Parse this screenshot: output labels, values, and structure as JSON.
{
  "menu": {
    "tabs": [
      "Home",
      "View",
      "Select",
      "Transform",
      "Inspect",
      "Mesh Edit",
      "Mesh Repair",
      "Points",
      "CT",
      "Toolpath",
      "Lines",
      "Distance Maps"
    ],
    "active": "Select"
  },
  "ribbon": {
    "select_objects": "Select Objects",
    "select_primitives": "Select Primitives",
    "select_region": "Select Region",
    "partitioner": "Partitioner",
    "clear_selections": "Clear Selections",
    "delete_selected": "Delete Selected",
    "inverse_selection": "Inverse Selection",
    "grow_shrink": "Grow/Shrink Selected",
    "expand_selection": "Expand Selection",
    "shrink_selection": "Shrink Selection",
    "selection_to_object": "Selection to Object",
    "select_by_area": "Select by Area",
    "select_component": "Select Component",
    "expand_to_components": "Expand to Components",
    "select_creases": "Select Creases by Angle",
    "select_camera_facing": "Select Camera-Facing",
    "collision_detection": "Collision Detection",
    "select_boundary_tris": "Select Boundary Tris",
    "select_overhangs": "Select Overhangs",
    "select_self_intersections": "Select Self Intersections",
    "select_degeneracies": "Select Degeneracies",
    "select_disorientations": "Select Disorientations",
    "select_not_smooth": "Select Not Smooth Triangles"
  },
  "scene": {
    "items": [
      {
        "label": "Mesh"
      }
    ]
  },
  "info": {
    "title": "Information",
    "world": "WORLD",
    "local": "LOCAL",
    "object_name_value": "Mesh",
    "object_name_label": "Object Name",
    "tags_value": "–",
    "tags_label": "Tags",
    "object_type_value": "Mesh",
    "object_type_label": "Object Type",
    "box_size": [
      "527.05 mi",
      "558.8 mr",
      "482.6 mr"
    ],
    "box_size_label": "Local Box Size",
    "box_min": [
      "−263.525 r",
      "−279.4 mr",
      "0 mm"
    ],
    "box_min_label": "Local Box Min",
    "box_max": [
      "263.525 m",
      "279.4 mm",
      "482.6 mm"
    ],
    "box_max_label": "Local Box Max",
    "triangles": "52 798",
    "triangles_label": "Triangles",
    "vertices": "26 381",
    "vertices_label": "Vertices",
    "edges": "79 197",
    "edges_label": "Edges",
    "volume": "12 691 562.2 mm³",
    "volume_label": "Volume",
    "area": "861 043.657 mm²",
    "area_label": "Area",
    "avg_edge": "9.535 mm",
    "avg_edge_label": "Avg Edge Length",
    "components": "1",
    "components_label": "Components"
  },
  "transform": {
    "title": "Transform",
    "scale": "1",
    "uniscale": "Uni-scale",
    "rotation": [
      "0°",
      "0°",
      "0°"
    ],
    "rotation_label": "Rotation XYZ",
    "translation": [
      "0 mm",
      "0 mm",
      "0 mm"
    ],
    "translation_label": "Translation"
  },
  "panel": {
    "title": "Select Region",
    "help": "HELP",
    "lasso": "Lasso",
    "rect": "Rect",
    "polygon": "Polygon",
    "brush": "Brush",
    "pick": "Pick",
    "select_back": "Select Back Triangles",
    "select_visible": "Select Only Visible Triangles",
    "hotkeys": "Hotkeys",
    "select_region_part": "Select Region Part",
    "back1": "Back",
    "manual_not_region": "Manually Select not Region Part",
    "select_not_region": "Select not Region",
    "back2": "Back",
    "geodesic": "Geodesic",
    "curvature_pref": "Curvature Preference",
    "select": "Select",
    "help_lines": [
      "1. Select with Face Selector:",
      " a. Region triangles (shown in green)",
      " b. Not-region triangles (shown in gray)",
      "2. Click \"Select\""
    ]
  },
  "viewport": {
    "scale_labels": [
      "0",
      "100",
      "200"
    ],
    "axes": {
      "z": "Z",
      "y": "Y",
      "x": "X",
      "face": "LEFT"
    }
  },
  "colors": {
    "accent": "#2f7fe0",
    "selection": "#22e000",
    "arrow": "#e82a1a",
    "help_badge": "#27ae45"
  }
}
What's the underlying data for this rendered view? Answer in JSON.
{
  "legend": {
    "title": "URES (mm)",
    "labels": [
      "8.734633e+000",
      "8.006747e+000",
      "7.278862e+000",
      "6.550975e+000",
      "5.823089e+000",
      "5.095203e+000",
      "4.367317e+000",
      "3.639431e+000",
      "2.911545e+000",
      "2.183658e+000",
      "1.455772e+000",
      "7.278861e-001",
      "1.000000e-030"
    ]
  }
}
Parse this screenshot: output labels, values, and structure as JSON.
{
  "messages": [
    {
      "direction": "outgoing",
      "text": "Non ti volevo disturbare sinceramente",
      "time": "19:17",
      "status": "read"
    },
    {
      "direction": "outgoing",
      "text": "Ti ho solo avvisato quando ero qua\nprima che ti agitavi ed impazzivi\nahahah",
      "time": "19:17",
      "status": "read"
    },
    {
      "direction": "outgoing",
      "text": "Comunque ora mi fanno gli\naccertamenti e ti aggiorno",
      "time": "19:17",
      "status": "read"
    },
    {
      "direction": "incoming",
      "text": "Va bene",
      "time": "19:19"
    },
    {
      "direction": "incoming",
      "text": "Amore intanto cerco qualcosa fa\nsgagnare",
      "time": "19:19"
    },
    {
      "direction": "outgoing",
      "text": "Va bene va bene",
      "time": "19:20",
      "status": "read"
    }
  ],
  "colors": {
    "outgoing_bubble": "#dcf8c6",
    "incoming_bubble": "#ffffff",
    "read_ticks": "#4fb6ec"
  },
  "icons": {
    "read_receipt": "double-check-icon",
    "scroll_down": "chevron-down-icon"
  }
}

※

▶ _BRIEF_
Write out the full listing exactly as given.

▶ _RESPONSE TO THE EXERCISE_
Parse this screenshot: output labels, values, and structure as JSON.
{
  "menu": {
    "tabs": [
      "Home",
      "View",
      "Select",
      "Transform",
      "Inspect",
      "Mesh Edit",
      "Mesh Repair",
      "Points",
      "CT",
      "Toolpath",
      "Lines",
      "Distance Maps"
    ],
    "active": "Select"
  },
  "ribbon": {
    "select_objects": "Select Objects",
    "select_primitives": "Select Primitives",
    "select_region": "Select Region",
    "partitioner": "Partitioner",
    "clear_selections": "Clear Selections",
    "delete_selected": "Delete Selected",
    "inverse_selection": "Inverse Selection",
    "grow_shrink": "Grow/Shrink Selected",
    "expand_selection": "Expand Selection",
    "shrink_selection": "Shrink Selection",
    "selection_to_object": "Selection to Object",
    "select_by_area": "Select by Area",
    "select_component": "Select Component",
    "expand_to_components": "Expand to Components",
    "select_creases": "Select Creases by Angle",
    "select_camera_facing": "Select Camera-Facing",
    "collision_detection": "Collision Detection",
    "select_boundary_tris": "Select Boundary Tris",
    "select_overhangs": "Select Overhangs",
    "select_self_intersections": "Select Self Intersections",
    "select_degeneracies": "Select Degeneracies",
    "select_disorientations": "Select Disorientations",
    "select_not_smooth": "Select Not Smooth Triangles"
  },
  "scene": {
    "items": [
      {
        "label": "Mesh"
      }
    ]
  },
  "info": {
    "title": "Information",
    "world": "WORLD",
    "local": "LOCAL",
    "object_name_value": "Mesh",
    "object_name_label": "Object Name",
    "tags_value": "–",
    "tags_label": "Tags",
    "object_type_value": "Mesh",
    "object_type_label": "Object Type",
    "box_size": [
      "527.05 mi",
      "558.8 mr",
      "482.6 mr"
    ],
    "box_size_label": "Local Box Size",
    "box_min": [
      "−263.525 r",
      "−279.4 mr",
      "0 mm"
    ],
    "box_min_label": "Local Box Min",
    "box_max": [
      "263.525 m",
      "279.4 mm",
      "482.6 mm"
    ],
    "box_max_label": "Local Box Max",
    "triangles": "52 798",
    "triangles_label": "Triangles",
    "vertices": "26 381",
    "vertices_label": "Vertices",
    "edges": "79 197",
    "edges_label": "Edges",
    "volume": "12 691 562.2 mm³",
    "volume_label": "Volume",
    "area": "861 043.657 mm²",
    "area_label": "Area",
    "avg_edge": "9.535 mm",
    "avg_edge_label": "Avg Edge Length",
    "components": "1",
    "components_label": "Components"
  },
  "transform": {
    "title": "Transform",
    "scale": "1",
    "uniscale": "Uni-scale",
    "rotation": [
      "0°",
      "0°",
      "0°"
    ],
    "rotation_label": "Rotation XYZ",
    "translation": [
      "0 mm",
      "0 mm",
      "0 mm"
    ],
    "translation_label": "Translation"
  },
  "panel": {
    "title": "Select Region",
    "help": "HELP",
    "lasso": "Lasso",
    "rect": "Rect",
    "polygon": "Polygon",
    "brush": "Brush",
    "pick": "Pick",
    "select_back": "Select Back Triangles",
    "select_visible": "Select Only Visible Triangles",
    "hotkeys": "Hotkeys",
    "select_region_part": "Select Region Part",
    "back1": "Back",
    "manual_not_region": "Manually Select not Region Part",
    "select_not_region": "Select not Region",
    "back2": "Back",
    "geodesic": "Geodesic",
    "curvature_pref": "Curvature Preference",
    "select": "Select",
    "help_lines": [
      "1. Select with Face Selector:",
      " a. Region triangles (shown in green)",
      " b. Not-region triangles (shown in gray)",
      "2. Click \"Select\""
    ]
  },
  "viewport": {
    "scale_labels": [
      "0",
      "100",
      "200"
    ],
    "axes": {
      "z": "Z",
      "y": "Y",
      "x": "X",
      "face": "LEFT"
    }
  },
  "colors": {
    "accent": "#2f7fe0",
    "selection": "#22e000",
    "arrow": "#e82a1a",
    "help_badge": "#27ae45"
  }
}
What's the underlying data for this rendered view? Answer in JSON.
{
  "legend": {
    "title": "URES (mm)",
    "labels": [
      "8.734633e+000",
      "8.006747e+000",
      "7.278862e+000",
      "6.550975e+000",
      "5.823089e+000",
      "5.095203e+000",
      "4.367317e+000",
      "3.639431e+000",
      "2.911545e+000",
      "2.183658e+000",
      "1.455772e+000",
      "7.278861e-001",
      "1.000000e-030"
    ]
  }
}
Parse this screenshot: output labels, values, and structure as JSON.
{
  "messages": [
    {
      "direction": "outgoing",
      "text": "Non ti volevo disturbare sinceramente",
      "time": "19:17",
      "status": "read"
    },
    {
      "direction": "outgoing",
      "text": "Ti ho solo avvisato quando ero qua\nprima che ti agitavi ed impazzivi\nahahah",
      "time": "19:17",
      "status": "read"
    },
    {
      "direction": "outgoing",
      "text": "Comunque ora mi fanno gli\naccertamenti e ti aggiorno",
      "time": "19:17",
      "status": "read"
    },
    {
      "direction": "incoming",
      "text": "Va bene",
      "time": "19:19"
    },
    {
      "direction": "incoming",
      "text": "Amore intanto cerco qualcosa fa\nsgagnare",
      "time": "19:19"
    },
    {
      "direction": "outgoing",
      "text": "Va bene va bene",
      "time": "19:20",
      "status": "read"
    }
  ],
  "colors": {
    "outgoing_bubble": "#dcf8c6",
    "incoming_bubble": "#ffffff",
    "read_ticks": "#4fb6ec"
  },
  "icons": {
    "read_receipt": "double-check-icon",
    "scroll_down": "chevron-down-icon"
  }
}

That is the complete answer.